Website and app data records:

- - - - - - -

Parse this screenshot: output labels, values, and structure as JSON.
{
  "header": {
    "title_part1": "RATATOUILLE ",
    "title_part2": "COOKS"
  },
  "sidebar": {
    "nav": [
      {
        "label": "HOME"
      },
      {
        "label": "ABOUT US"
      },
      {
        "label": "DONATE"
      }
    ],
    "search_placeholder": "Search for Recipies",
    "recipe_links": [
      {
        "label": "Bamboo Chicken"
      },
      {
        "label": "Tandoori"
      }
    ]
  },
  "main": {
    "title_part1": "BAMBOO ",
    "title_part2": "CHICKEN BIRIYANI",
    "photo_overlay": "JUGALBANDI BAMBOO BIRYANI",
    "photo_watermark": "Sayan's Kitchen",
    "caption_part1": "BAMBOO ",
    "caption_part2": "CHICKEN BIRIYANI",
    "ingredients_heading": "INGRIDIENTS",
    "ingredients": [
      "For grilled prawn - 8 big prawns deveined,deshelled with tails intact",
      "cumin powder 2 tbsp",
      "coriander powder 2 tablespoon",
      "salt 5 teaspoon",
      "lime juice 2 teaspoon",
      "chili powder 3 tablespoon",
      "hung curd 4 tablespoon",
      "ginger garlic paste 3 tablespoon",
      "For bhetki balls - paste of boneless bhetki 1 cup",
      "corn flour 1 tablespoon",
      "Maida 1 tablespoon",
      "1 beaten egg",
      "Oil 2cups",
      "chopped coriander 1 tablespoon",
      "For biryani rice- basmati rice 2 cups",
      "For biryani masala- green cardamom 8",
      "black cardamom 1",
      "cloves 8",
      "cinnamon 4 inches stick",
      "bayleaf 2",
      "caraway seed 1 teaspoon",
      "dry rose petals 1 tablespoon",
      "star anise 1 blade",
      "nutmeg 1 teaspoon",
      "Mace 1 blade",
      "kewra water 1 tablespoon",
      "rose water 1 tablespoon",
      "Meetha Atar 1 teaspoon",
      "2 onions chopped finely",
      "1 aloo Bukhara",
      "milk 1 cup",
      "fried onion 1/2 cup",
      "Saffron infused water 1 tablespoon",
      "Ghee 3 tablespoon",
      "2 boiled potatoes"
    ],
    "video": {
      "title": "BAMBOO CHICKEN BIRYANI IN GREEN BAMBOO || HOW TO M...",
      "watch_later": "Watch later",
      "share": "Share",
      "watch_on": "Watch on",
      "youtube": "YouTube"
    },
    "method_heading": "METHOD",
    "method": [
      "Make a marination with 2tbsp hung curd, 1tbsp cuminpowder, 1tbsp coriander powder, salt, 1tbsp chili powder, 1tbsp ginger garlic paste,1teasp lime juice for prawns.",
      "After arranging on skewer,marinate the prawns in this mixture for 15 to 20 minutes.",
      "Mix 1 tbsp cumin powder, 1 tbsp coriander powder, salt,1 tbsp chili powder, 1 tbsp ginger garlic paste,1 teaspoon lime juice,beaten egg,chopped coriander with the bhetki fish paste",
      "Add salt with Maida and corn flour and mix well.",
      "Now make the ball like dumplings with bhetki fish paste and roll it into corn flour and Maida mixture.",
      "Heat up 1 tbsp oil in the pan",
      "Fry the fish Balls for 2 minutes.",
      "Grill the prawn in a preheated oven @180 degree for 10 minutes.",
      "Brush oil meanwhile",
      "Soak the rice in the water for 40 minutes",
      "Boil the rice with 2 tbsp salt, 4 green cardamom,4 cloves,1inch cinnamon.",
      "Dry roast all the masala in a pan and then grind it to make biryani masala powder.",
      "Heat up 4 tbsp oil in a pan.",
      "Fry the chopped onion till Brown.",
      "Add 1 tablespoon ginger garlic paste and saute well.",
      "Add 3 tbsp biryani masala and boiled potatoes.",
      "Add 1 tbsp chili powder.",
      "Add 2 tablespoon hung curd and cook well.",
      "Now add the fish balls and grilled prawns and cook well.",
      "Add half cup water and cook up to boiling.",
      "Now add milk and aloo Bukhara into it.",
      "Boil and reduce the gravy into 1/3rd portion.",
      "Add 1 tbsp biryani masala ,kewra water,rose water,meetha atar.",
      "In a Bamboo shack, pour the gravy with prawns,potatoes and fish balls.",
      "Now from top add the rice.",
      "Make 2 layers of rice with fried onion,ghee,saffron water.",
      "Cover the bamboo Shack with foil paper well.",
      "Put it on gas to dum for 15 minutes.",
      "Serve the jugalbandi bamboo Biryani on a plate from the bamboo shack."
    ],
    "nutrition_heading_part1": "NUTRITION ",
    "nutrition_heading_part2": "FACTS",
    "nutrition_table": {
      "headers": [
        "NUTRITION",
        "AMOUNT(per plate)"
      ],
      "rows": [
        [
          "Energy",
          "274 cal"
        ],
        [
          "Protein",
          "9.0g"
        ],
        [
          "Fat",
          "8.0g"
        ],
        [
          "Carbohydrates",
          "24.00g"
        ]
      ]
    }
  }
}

- - - - - - -

• **WHAT YOU ARE ASKED TO DO**
For this exercise, gather every line of the data that contains the word "into".

• **RESPONSE TO THE EXERCISE**
      "Now make the ball like dumplings with bhetki fish paste and roll it into corn flour and Maida mixture.",
      "Now add milk and aloo Bukhara into it.",
      "Boil and reduce the gravy into 1/3rd portion.",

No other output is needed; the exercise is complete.